_Exercise prompt_
Using the records below, report how many lines hold "this", with no extra text.

________________

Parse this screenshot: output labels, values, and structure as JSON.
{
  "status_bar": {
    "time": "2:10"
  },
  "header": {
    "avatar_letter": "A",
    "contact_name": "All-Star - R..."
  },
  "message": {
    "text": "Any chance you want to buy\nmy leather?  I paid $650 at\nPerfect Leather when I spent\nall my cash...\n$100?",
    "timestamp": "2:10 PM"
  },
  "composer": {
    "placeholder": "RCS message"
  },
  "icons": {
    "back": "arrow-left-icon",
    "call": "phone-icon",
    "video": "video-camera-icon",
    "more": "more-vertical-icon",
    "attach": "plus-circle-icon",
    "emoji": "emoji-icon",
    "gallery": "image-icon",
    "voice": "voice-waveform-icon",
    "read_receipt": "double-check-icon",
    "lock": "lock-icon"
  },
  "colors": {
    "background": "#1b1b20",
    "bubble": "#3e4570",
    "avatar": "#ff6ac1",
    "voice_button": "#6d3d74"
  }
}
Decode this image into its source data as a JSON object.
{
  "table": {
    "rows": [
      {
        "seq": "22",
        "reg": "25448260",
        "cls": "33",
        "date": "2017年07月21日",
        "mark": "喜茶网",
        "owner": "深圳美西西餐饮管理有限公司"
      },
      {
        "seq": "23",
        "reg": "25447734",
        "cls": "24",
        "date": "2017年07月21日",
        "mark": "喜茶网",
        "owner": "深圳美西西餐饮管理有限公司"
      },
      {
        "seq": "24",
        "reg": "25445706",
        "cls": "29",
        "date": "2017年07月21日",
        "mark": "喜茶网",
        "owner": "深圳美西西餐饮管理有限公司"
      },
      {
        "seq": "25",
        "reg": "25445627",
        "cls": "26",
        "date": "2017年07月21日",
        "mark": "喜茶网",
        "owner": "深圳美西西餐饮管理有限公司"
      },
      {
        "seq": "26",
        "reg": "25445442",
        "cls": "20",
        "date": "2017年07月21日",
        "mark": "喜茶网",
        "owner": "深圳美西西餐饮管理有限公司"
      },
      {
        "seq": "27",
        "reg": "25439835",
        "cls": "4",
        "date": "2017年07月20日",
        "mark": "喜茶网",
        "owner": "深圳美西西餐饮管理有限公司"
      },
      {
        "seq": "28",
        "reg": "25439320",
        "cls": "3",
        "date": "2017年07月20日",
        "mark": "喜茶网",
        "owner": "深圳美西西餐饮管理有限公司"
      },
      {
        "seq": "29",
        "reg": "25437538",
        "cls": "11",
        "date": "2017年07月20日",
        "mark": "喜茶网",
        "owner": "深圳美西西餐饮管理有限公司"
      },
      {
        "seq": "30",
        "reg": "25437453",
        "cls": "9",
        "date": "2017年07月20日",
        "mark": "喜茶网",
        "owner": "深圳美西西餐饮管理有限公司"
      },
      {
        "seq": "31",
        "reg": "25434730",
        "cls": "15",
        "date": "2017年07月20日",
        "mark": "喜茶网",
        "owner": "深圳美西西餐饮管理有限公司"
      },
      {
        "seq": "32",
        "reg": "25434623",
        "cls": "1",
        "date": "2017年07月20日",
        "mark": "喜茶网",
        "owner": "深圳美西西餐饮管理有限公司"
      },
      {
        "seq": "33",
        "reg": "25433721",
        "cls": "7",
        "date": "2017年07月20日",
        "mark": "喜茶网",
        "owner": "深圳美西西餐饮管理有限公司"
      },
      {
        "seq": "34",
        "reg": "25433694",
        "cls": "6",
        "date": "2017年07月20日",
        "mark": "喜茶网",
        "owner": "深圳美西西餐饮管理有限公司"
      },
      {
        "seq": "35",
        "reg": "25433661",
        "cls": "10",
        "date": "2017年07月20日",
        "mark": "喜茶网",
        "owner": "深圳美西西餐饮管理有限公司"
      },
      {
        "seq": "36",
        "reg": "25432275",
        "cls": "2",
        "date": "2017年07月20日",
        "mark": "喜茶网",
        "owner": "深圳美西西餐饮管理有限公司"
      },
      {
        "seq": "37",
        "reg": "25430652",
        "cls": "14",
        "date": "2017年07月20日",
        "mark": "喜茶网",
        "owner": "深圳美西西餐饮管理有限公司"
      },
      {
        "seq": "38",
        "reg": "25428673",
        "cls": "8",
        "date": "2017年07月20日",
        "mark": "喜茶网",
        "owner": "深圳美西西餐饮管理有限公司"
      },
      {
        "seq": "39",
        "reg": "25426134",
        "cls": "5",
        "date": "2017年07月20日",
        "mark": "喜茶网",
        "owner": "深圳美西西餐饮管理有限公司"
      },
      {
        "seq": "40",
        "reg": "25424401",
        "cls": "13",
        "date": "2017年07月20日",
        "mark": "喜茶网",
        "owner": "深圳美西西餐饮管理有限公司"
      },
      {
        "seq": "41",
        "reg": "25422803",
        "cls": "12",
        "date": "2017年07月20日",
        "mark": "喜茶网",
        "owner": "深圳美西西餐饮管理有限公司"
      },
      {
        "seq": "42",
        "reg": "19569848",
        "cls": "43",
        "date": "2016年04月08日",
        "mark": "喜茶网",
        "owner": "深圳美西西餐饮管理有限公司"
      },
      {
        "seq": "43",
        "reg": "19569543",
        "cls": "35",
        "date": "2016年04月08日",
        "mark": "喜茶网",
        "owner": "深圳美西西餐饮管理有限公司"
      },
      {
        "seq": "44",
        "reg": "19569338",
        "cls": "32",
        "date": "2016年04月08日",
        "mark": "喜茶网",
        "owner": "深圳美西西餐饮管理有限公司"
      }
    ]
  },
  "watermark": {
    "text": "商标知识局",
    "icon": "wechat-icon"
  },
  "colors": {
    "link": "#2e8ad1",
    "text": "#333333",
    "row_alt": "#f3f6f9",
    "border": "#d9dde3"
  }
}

________________

_Exercise solution_
2